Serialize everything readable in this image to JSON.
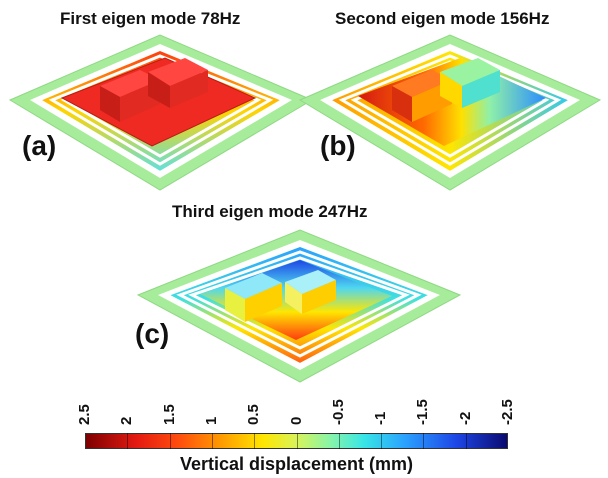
{
  "panels": [
    {
      "id": "a",
      "title": "First eigen mode 78Hz",
      "label": "(a)"
    },
    {
      "id": "b",
      "title": "Second eigen mode 156Hz",
      "label": "(b)"
    },
    {
      "id": "c",
      "title": "Third eigen mode 247Hz",
      "label": "(c)"
    }
  ],
  "colorbar": {
    "title": "Vertical displacement (mm)",
    "ticks": [
      "2.5",
      "2",
      "1.5",
      "1",
      "0.5",
      "0",
      "-0.5",
      "-1",
      "-1.5",
      "-2",
      "-2.5"
    ],
    "colors": [
      "#7d0000",
      "#e41a12",
      "#ff9a00",
      "#ffe600",
      "#88f5a8",
      "#38e6e6",
      "#2aa0ff",
      "#1e46e6",
      "#0a0a70"
    ]
  }
}
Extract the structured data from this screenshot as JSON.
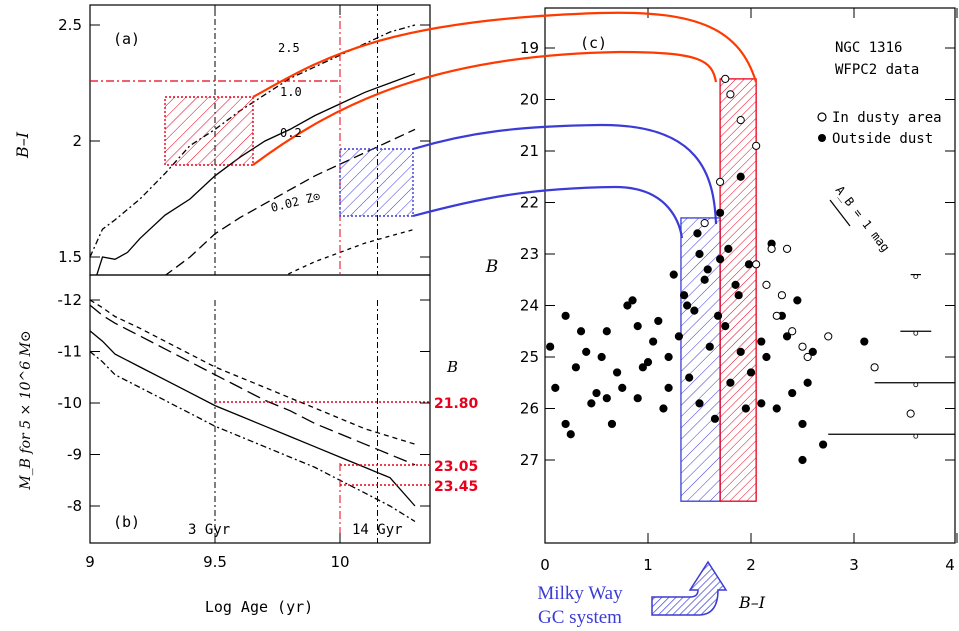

- - -

-- Challenge --
Copy out the lines that hold "JSON".

-- Correct answer --
Serialize everything readable in this image to JSON.
Extract the structured data from this screenshot as JSON.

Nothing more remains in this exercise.